Record set:
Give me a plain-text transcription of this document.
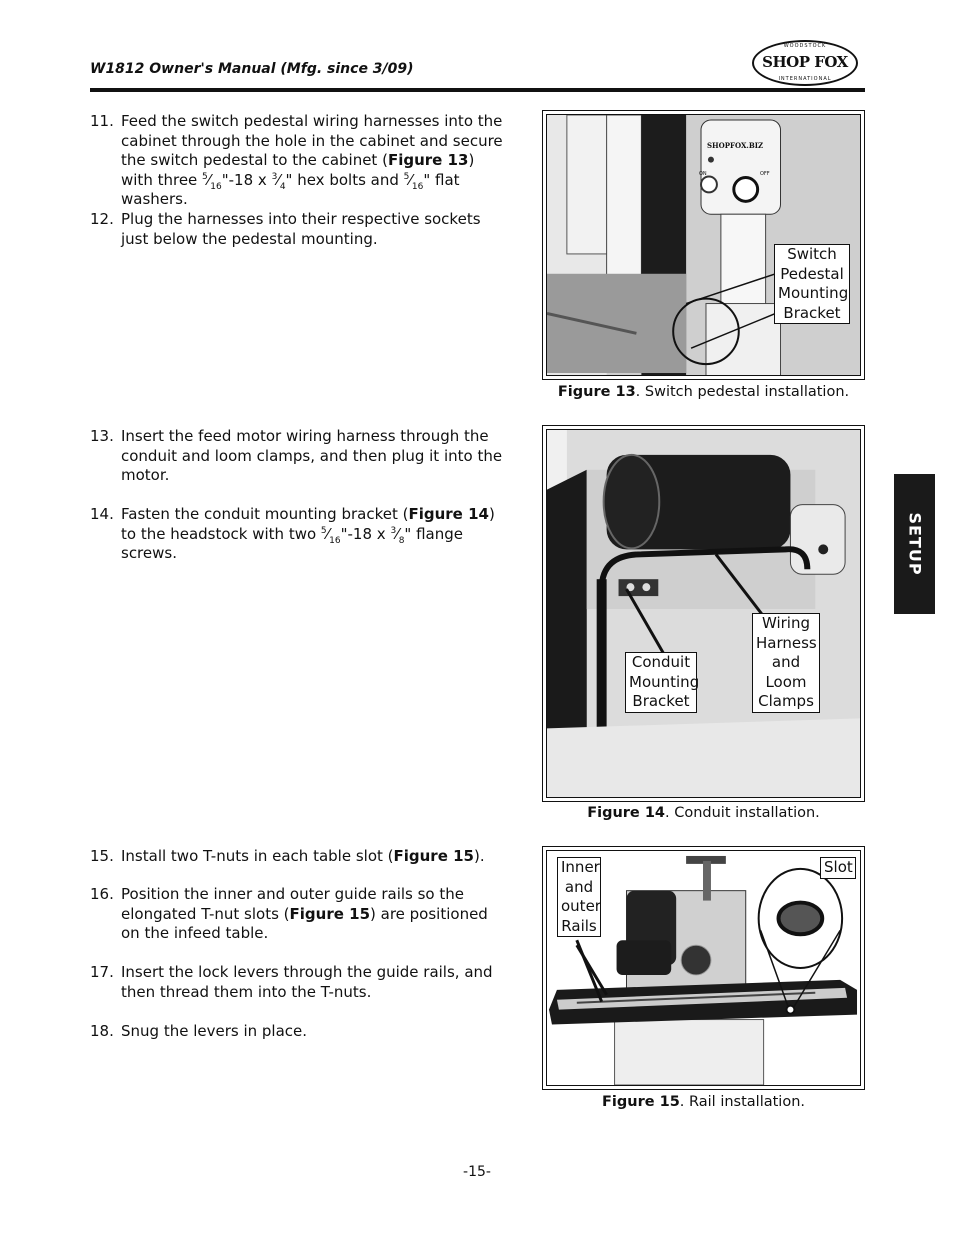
W1812 Owner's Manual (Mfg. since 3/09)
WOODSTOCK
SHOP FOX
INTERNATIONAL
11. Feed the switch pedestal wiring harnesses into the cabinet through the hole in the cabinet and secure the switch pedestal to the cabinet (Figure 13) with three $^5⁄_{16}"-18$ x $^3⁄_4$" hex bolts and $^5⁄_{16}$" flat washers.
12. Plug the harnesses into their respective sockets just below the pedestal mounting.
SHOPFOX.BIZ
ON	OFF
Switch
Pedestal
Mounting
Bracket
Figure 13. Switch pedestal installation.
13. Insert the feed motor wiring harness through the conduit and loom clamps, and then plug it into the motor.
14. Fasten the conduit mounting bracket (Figure 14) to the headstock with two $^5⁄_{16}"-18$ x $^3⁄_8$" flange screws.
Conduit
Mounting
Bracket
Wiring
Harness
and
Loom
Clamps
Figure 14. Conduit installation.
15. Install two T-nuts in each table slot (Figure 15).
16. Position the inner and outer guide rails so the elongated T-nut slots (Figure 15) are positioned on the infeed table.
17. Insert the lock levers through the guide rails, and then thread them into the T-nuts.
18. Snug the levers in place.
Inner
and
outer
Rails
Slot
Figure 15. Rail installation.
SETUP
-15-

Task to carry out:
Read through the entries and copy each line in which "guide" appears.

Full output:
16. Position the inner and outer guide rails so the elongated T-nut slots (Figure 15) are positioned on the infeed table.
17. Insert the lock levers through the guide rails, and then thread them into the T-nuts.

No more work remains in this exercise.